# TASK
Everything in the listing except the pictures should be written out exactly.

# GIVEN ENTRIES
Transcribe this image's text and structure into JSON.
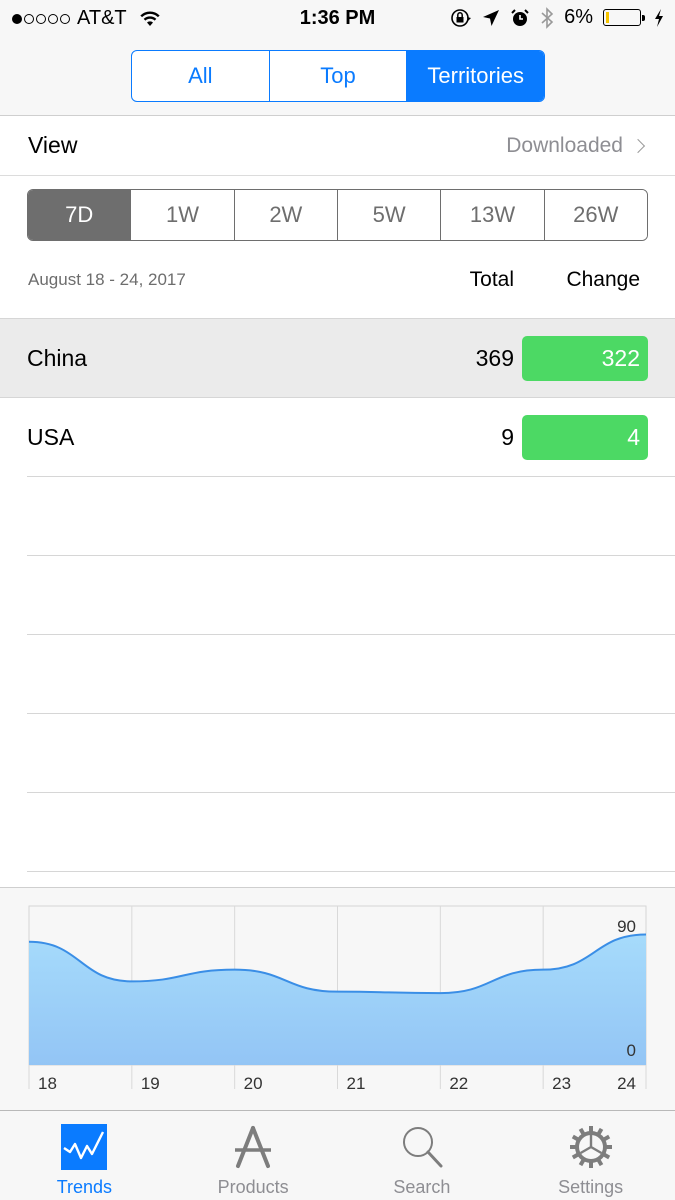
{
  "status_bar": {
    "signal_dots_filled": 1,
    "signal_dots_total": 5,
    "carrier": "AT&T",
    "time": "1:36 PM",
    "battery_percent_label": "6%",
    "battery_level": 0.06,
    "icons": [
      "wifi-icon",
      "rotation-lock-icon",
      "location-arrow-icon",
      "alarm-icon",
      "bluetooth-icon",
      "battery-icon",
      "charging-bolt-icon"
    ]
  },
  "top_segments": {
    "items": [
      {
        "label": "All",
        "active": false
      },
      {
        "label": "Top",
        "active": false
      },
      {
        "label": "Territories",
        "active": true
      }
    ]
  },
  "view": {
    "label": "View",
    "value": "Downloaded"
  },
  "range_segments": {
    "items": [
      {
        "label": "7D",
        "active": true
      },
      {
        "label": "1W",
        "active": false
      },
      {
        "label": "2W",
        "active": false
      },
      {
        "label": "5W",
        "active": false
      },
      {
        "label": "13W",
        "active": false
      },
      {
        "label": "26W",
        "active": false
      }
    ]
  },
  "table": {
    "date_range": "August 18 - 24, 2017",
    "columns": {
      "total": "Total",
      "change": "Change"
    },
    "rows": [
      {
        "name": "China",
        "total": "369",
        "change": "322",
        "selected": true
      },
      {
        "name": "USA",
        "total": "9",
        "change": "4",
        "selected": false
      }
    ],
    "empty_rows": 5
  },
  "colors": {
    "accent": "#0a7bff",
    "positive_change": "#4cd964",
    "range_active": "#6e6e6e",
    "chart_line": "#3a8ee6",
    "chart_fill_top": "#a6dbfb",
    "chart_fill_bottom": "#93c5f5"
  },
  "chart_data": {
    "type": "area",
    "categories": [
      "18",
      "19",
      "20",
      "21",
      "22",
      "23",
      "24"
    ],
    "series": [
      {
        "name": "Downloaded",
        "values": [
          84,
          57,
          65,
          50,
          49,
          65,
          89
        ]
      }
    ],
    "y_tick_labels": [
      "90",
      "0"
    ],
    "ylim": [
      0,
      90
    ],
    "grid": true,
    "title": "",
    "xlabel": "",
    "ylabel": ""
  },
  "tab_bar": {
    "items": [
      {
        "label": "Trends",
        "icon": "trends-icon",
        "active": true
      },
      {
        "label": "Products",
        "icon": "app-store-icon",
        "active": false
      },
      {
        "label": "Search",
        "icon": "search-icon",
        "active": false
      },
      {
        "label": "Settings",
        "icon": "gear-icon",
        "active": false
      }
    ]
  }
}
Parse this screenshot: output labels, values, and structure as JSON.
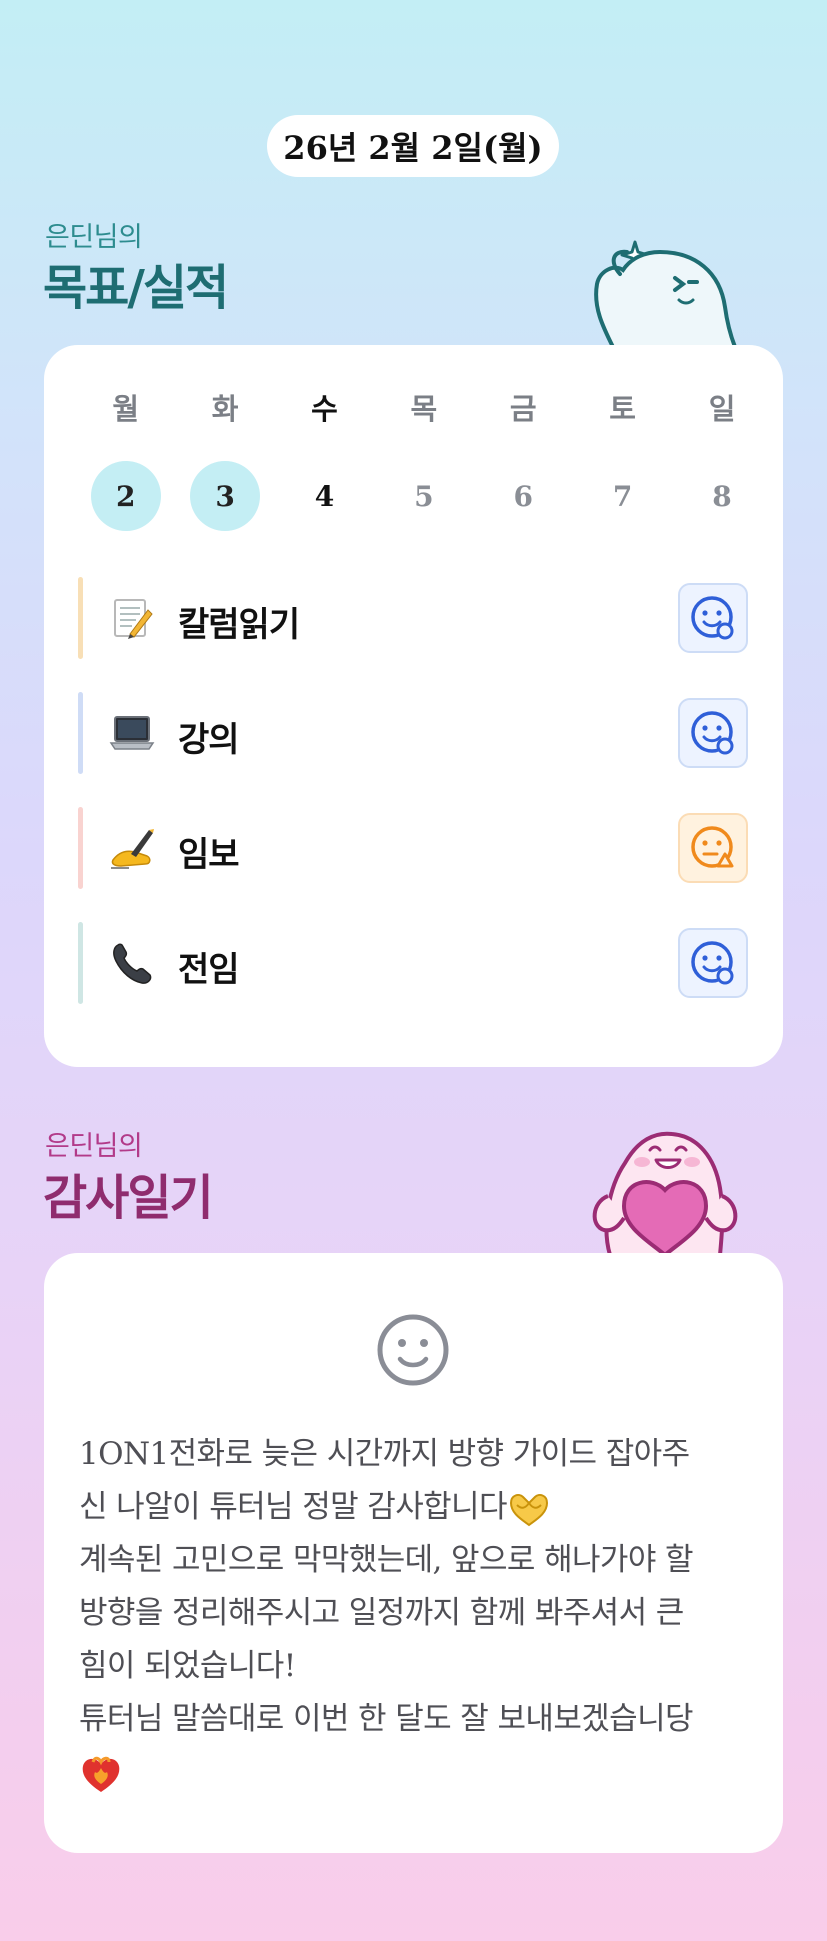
{
  "header": {
    "date": "26년 2월 2일(월)"
  },
  "goals_section": {
    "subtitle": "은딘님의",
    "title": "목표/실적",
    "weekdays": [
      "월",
      "화",
      "수",
      "목",
      "금",
      "토",
      "일"
    ],
    "dates": [
      "2",
      "3",
      "4",
      "5",
      "6",
      "7",
      "8"
    ],
    "items": [
      {
        "emoji": "memo",
        "label": "칼럼읽기",
        "status": "smile-blue",
        "bar_color": "#f8dfb6"
      },
      {
        "emoji": "laptop",
        "label": "강의",
        "status": "smile-blue",
        "bar_color": "#cfdcf6"
      },
      {
        "emoji": "writing-hand",
        "label": "임보",
        "status": "meh-orange",
        "bar_color": "#f9d3d0"
      },
      {
        "emoji": "telephone",
        "label": "전임",
        "status": "smile-blue",
        "bar_color": "#cfe6e4"
      }
    ]
  },
  "diary_section": {
    "subtitle": "은딘님의",
    "title": "감사일기",
    "face_icon": "smile-outline-icon",
    "lines": [
      "1ON1전화로 늦은 시간까지 방향 가이드 잡아주",
      "신 나알이 튜터님 정말 감사합니다",
      "계속된 고민으로 막막했는데, 앞으로 해나가야 할",
      "방향을 정리해주시고 일정까지 함께 봐주셔서 큰",
      "힘이 되었습니다!",
      "튜터님 말씀대로 이번 한 달도 잘 보내보겠습니당"
    ]
  },
  "colors": {
    "teal_accent": "#1e6d72",
    "plum_accent": "#8f2c6e",
    "done_circle": "#c4eef4",
    "status_blue": "#2f5fd8",
    "status_orange": "#f08a1c"
  }
}
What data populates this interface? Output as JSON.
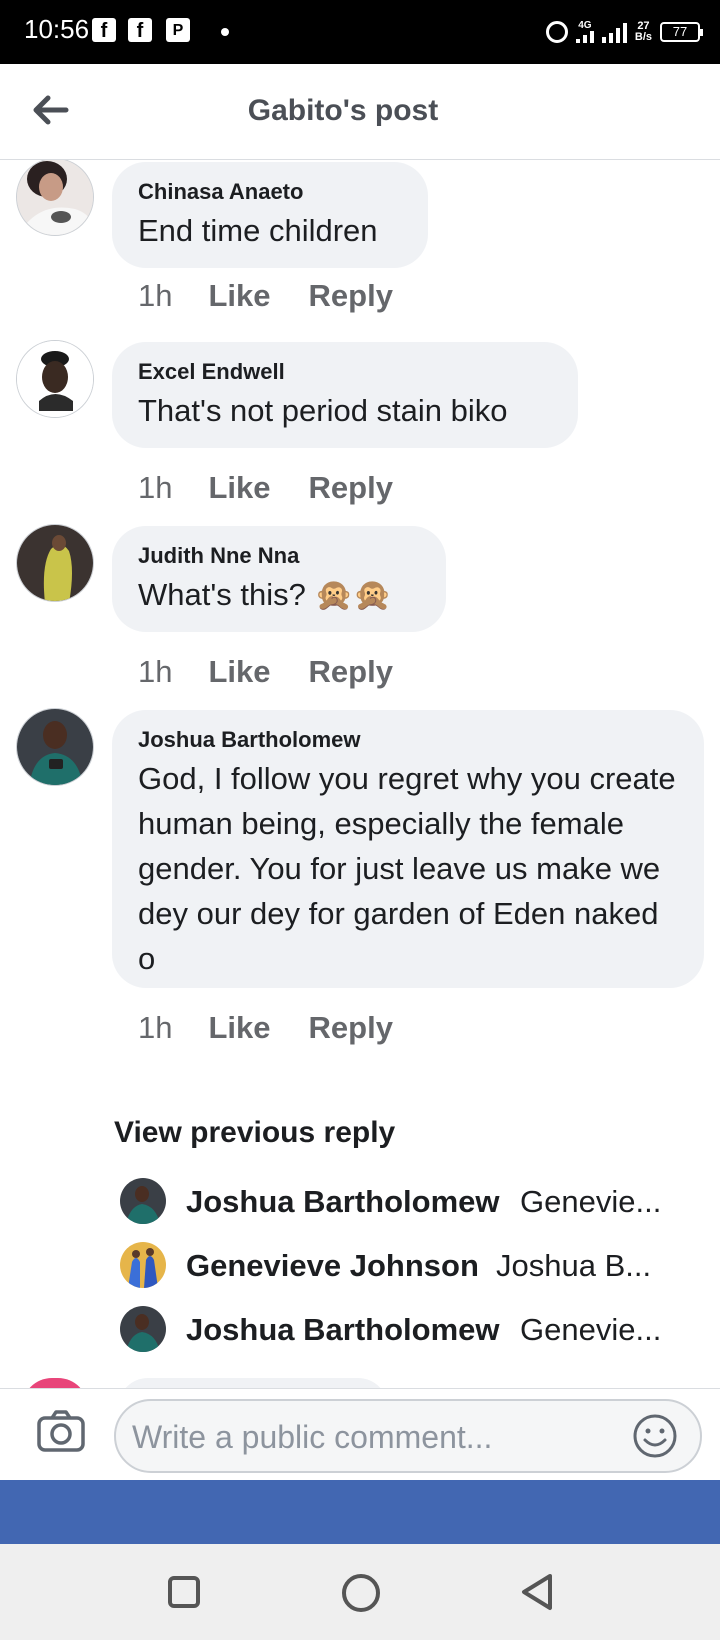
{
  "status_bar": {
    "time": "10:56",
    "notification_icons": [
      "f",
      "f",
      "P"
    ],
    "network": "4G",
    "net_speed_value": "27",
    "net_speed_unit": "B/s",
    "battery": "77"
  },
  "header": {
    "title": "Gabito's post"
  },
  "comments": [
    {
      "author": "Chinasa Anaeto",
      "text": "End time children",
      "time": "1h",
      "like": "Like",
      "reply": "Reply"
    },
    {
      "author": "Excel Endwell",
      "text": "That's not period  stain biko",
      "time": "1h",
      "like": "Like",
      "reply": "Reply"
    },
    {
      "author": "Judith Nne Nna",
      "text": "What's this? 🙊🙊",
      "time": "1h",
      "like": "Like",
      "reply": "Reply"
    },
    {
      "author": "Joshua Bartholomew",
      "text": "God, I follow you regret why you create human being, especially the female gender. You for just leave us make we dey our dey for garden of Eden naked o",
      "time": "1h",
      "like": "Like",
      "reply": "Reply"
    }
  ],
  "replies": {
    "view_previous": "View previous reply",
    "items": [
      {
        "name": "Joshua Bartholomew",
        "preview": "Genevie..."
      },
      {
        "name": "Genevieve Johnson",
        "preview": "Joshua B..."
      },
      {
        "name": "Joshua Bartholomew",
        "preview": "Genevie..."
      }
    ]
  },
  "composer": {
    "placeholder": "Write a public comment..."
  },
  "colors": {
    "facebook_blue": "#4267b2",
    "bubble_bg": "#f0f2f5",
    "meta_text": "#65676b"
  }
}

# THE RESPONSE
Transcribe this image's text and structure into JSON.
{
  "status_bar": {
    "signal_dots_filled": 1,
    "signal_dots_total": 5,
    "carrier": "AT&T",
    "time": "1:36 PM",
    "battery_percent_label": "6%",
    "battery_level": 0.06,
    "icons": [
      "wifi-icon",
      "rotation-lock-icon",
      "location-arrow-icon",
      "alarm-icon",
      "bluetooth-icon",
      "battery-icon",
      "charging-bolt-icon"
    ]
  },
  "top_segments": {
    "items": [
      {
        "label": "All",
        "active": false
      },
      {
        "label": "Top",
        "active": false
      },
      {
        "label": "Territories",
        "active": true
      }
    ]
  },
  "view": {
    "label": "View",
    "value": "Downloaded"
  },
  "range_segments": {
    "items": [
      {
        "label": "7D",
        "active": true
      },
      {
        "label": "1W",
        "active": false
      },
      {
        "label": "2W",
        "active": false
      },
      {
        "label": "5W",
        "active": false
      },
      {
        "label": "13W",
        "active": false
      },
      {
        "label": "26W",
        "active": false
      }
    ]
  },
  "table": {
    "date_range": "August 18 - 24, 2017",
    "columns": {
      "total": "Total",
      "change": "Change"
    },
    "rows": [
      {
        "name": "China",
        "total": "369",
        "change": "322",
        "selected": true
      },
      {
        "name": "USA",
        "total": "9",
        "change": "4",
        "selected": false
      }
    ],
    "empty_rows": 5
  },
  "colors": {
    "accent": "#0a7bff",
    "positive_change": "#4cd964",
    "range_active": "#6e6e6e",
    "chart_line": "#3a8ee6",
    "chart_fill_top": "#a6dbfb",
    "chart_fill_bottom": "#93c5f5"
  },
  "chart_data": {
    "type": "area",
    "categories": [
      "18",
      "19",
      "20",
      "21",
      "22",
      "23",
      "24"
    ],
    "series": [
      {
        "name": "Downloaded",
        "values": [
          84,
          57,
          65,
          50,
          49,
          65,
          89
        ]
      }
    ],
    "y_tick_labels": [
      "90",
      "0"
    ],
    "ylim": [
      0,
      90
    ],
    "grid": true,
    "title": "",
    "xlabel": "",
    "ylabel": ""
  },
  "tab_bar": {
    "items": [
      {
        "label": "Trends",
        "icon": "trends-icon",
        "active": true
      },
      {
        "label": "Products",
        "icon": "app-store-icon",
        "active": false
      },
      {
        "label": "Search",
        "icon": "search-icon",
        "active": false
      },
      {
        "label": "Settings",
        "icon": "gear-icon",
        "active": false
      }
    ]
  }
}
Parse this screenshot: output labels, values, and structure as JSON.
{
  "header": {
    "date": "26년 2월 2일(월)"
  },
  "goals_section": {
    "subtitle": "은딘님의",
    "title": "목표/실적",
    "weekdays": [
      "월",
      "화",
      "수",
      "목",
      "금",
      "토",
      "일"
    ],
    "dates": [
      "2",
      "3",
      "4",
      "5",
      "6",
      "7",
      "8"
    ],
    "items": [
      {
        "emoji": "memo",
        "label": "칼럼읽기",
        "status": "smile-blue",
        "bar_color": "#f8dfb6"
      },
      {
        "emoji": "laptop",
        "label": "강의",
        "status": "smile-blue",
        "bar_color": "#cfdcf6"
      },
      {
        "emoji": "writing-hand",
        "label": "임보",
        "status": "meh-orange",
        "bar_color": "#f9d3d0"
      },
      {
        "emoji": "telephone",
        "label": "전임",
        "status": "smile-blue",
        "bar_color": "#cfe6e4"
      }
    ]
  },
  "diary_section": {
    "subtitle": "은딘님의",
    "title": "감사일기",
    "face_icon": "smile-outline-icon",
    "lines": [
      "1ON1전화로 늦은 시간까지 방향 가이드 잡아주",
      "신 나알이 튜터님 정말 감사합니다",
      "계속된 고민으로 막막했는데, 앞으로 해나가야 할",
      "방향을 정리해주시고 일정까지 함께 봐주셔서 큰",
      "힘이 되었습니다!",
      "튜터님 말씀대로 이번 한 달도 잘 보내보겠습니당"
    ]
  },
  "colors": {
    "teal_accent": "#1e6d72",
    "plum_accent": "#8f2c6e",
    "done_circle": "#c4eef4",
    "status_blue": "#2f5fd8",
    "status_orange": "#f08a1c"
  }
}
What data populates this interface? Output as JSON.
{
  "status_bar": {
    "time": "10:56",
    "notification_icons": [
      "f",
      "f",
      "P"
    ],
    "network": "4G",
    "net_speed_value": "27",
    "net_speed_unit": "B/s",
    "battery": "77"
  },
  "header": {
    "title": "Gabito's post"
  },
  "comments": [
    {
      "author": "Chinasa Anaeto",
      "text": "End time children",
      "time": "1h",
      "like": "Like",
      "reply": "Reply"
    },
    {
      "author": "Excel Endwell",
      "text": "That's not period  stain biko",
      "time": "1h",
      "like": "Like",
      "reply": "Reply"
    },
    {
      "author": "Judith Nne Nna",
      "text": "What's this? 🙊🙊",
      "time": "1h",
      "like": "Like",
      "reply": "Reply"
    },
    {
      "author": "Joshua Bartholomew",
      "text": "God, I follow you regret why you create human being, especially the female gender. You for just leave us make we dey our dey for garden of Eden naked o",
      "time": "1h",
      "like": "Like",
      "reply": "Reply"
    }
  ],
  "replies": {
    "view_previous": "View previous reply",
    "items": [
      {
        "name": "Joshua Bartholomew",
        "preview": "Genevie..."
      },
      {
        "name": "Genevieve Johnson",
        "preview": "Joshua B..."
      },
      {
        "name": "Joshua Bartholomew",
        "preview": "Genevie..."
      }
    ]
  },
  "composer": {
    "placeholder": "Write a public comment..."
  },
  "colors": {
    "facebook_blue": "#4267b2",
    "bubble_bg": "#f0f2f5",
    "meta_text": "#65676b"
  }
}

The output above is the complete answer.